■ **AIM OF THE TASK**
Show all lines from the listing below that contain "Step".

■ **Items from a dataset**
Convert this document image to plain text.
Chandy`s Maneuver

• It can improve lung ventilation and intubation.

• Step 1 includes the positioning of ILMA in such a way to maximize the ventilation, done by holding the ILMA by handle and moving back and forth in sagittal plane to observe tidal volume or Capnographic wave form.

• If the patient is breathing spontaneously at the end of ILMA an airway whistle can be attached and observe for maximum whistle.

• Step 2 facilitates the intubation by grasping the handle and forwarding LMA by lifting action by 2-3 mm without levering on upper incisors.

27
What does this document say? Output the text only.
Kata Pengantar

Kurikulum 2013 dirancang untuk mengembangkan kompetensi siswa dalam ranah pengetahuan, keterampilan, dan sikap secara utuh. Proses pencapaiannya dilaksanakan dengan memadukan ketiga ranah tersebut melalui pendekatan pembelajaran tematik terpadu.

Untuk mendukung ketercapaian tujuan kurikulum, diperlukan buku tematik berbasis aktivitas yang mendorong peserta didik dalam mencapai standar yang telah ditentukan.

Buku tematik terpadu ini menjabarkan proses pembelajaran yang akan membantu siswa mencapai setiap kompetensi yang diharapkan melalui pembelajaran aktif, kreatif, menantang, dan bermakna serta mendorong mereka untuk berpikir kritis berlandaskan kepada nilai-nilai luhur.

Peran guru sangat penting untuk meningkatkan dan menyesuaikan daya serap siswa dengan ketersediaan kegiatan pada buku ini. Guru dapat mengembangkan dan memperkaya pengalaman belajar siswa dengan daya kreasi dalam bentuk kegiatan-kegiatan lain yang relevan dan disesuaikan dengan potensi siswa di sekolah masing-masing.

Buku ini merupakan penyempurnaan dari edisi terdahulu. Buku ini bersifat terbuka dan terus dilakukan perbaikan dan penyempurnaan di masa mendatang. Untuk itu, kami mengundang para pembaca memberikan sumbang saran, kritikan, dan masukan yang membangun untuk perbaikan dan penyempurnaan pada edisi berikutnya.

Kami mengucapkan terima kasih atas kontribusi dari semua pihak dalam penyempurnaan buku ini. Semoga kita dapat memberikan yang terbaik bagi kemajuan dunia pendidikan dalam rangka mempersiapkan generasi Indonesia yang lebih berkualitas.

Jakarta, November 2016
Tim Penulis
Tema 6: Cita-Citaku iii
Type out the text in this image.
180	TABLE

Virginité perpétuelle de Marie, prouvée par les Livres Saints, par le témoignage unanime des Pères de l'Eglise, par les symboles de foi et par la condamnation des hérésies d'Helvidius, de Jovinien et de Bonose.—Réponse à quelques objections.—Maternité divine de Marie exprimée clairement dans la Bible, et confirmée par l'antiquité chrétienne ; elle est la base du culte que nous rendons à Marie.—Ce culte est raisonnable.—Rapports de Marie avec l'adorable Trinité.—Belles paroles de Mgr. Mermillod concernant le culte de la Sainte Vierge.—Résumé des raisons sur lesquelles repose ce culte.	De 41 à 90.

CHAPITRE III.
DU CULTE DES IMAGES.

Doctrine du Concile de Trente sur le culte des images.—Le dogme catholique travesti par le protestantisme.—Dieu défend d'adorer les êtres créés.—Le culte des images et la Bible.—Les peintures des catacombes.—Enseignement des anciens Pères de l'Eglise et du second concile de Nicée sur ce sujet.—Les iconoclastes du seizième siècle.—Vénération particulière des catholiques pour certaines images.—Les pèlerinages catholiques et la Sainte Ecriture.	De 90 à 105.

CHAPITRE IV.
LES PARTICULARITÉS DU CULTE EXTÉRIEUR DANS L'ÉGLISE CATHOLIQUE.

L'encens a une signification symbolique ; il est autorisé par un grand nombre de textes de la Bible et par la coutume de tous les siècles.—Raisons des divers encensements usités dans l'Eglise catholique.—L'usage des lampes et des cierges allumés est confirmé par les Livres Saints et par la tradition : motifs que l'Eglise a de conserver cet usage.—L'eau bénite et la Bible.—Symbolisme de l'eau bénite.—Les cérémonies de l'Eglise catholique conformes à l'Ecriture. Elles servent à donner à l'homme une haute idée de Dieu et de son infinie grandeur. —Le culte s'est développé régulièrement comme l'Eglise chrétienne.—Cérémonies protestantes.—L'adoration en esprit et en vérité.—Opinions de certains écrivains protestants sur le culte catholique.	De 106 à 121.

■ **SOLUTION TO THIS PROBLEM**
• Step 1 includes the positioning of ILMA in such a way to maximize the ventilation, done by holding the ILMA by handle and moving back and forth in sagittal plane to observe tidal volume or Capnographic wave form.
• Step 2 facilitates the intubation by grasping the handle and forwarding LMA by lifting action by 2-3 mm without levering on upper incisors.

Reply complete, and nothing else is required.